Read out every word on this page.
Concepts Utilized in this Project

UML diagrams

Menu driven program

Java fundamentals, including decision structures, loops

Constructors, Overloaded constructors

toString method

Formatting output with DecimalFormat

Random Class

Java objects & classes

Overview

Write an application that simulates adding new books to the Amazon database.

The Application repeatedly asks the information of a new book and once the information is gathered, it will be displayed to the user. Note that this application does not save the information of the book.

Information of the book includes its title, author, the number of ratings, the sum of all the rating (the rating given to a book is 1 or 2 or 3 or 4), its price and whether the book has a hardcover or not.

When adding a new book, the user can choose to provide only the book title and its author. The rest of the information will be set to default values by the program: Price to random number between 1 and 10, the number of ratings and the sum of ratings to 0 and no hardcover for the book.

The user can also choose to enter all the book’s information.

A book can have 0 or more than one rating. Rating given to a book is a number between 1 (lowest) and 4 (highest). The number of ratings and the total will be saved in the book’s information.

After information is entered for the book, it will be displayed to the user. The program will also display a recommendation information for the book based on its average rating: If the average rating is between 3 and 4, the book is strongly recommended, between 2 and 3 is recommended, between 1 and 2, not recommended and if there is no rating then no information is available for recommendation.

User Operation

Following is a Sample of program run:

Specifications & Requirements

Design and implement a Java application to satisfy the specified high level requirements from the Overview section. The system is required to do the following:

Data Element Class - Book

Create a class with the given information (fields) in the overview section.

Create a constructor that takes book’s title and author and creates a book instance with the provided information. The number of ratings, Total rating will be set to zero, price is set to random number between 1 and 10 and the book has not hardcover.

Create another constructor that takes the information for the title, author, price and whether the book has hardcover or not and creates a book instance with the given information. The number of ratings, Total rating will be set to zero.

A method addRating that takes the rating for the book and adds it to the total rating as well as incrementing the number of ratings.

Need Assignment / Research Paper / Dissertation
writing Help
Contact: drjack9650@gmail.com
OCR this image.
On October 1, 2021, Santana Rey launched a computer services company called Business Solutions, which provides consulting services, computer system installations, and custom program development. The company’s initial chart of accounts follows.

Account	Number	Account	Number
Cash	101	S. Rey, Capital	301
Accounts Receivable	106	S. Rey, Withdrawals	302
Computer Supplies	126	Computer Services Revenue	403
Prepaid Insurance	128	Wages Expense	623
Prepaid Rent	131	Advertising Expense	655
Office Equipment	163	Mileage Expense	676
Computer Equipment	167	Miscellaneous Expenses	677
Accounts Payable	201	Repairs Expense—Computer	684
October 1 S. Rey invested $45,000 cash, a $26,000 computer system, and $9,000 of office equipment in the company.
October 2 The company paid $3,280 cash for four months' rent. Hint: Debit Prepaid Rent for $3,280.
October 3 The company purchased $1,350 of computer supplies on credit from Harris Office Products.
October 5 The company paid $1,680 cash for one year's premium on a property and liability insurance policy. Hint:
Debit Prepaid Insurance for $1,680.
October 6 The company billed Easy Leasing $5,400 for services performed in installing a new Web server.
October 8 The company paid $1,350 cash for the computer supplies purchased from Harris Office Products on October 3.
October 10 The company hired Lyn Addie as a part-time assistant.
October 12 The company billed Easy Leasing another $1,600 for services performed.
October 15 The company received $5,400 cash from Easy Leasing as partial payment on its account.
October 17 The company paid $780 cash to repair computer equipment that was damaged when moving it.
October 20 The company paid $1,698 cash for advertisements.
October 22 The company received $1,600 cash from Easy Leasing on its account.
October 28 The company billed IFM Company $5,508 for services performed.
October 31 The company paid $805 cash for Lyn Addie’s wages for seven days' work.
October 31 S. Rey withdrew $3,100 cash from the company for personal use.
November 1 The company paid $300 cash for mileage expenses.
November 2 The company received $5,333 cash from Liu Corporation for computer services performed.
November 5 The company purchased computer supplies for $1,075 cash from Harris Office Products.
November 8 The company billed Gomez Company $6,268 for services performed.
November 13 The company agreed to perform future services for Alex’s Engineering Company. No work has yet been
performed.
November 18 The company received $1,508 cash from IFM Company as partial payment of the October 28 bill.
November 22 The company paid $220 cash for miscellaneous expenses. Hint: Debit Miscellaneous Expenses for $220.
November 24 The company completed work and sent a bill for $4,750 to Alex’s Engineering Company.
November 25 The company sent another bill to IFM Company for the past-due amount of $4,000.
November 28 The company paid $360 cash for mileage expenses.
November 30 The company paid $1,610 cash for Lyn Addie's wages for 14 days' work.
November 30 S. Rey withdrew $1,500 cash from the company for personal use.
⁂
▸ **DIRECTIVE**
Search the listing for the word "sent". Copy every line in which it occurs.

▸ **RESULT**
November 24 The company completed work and sent a bill for $4,750 to Alex’s Engineering Company.
November 25 The company sent another bill to IFM Company for the past-due amount of $4,000.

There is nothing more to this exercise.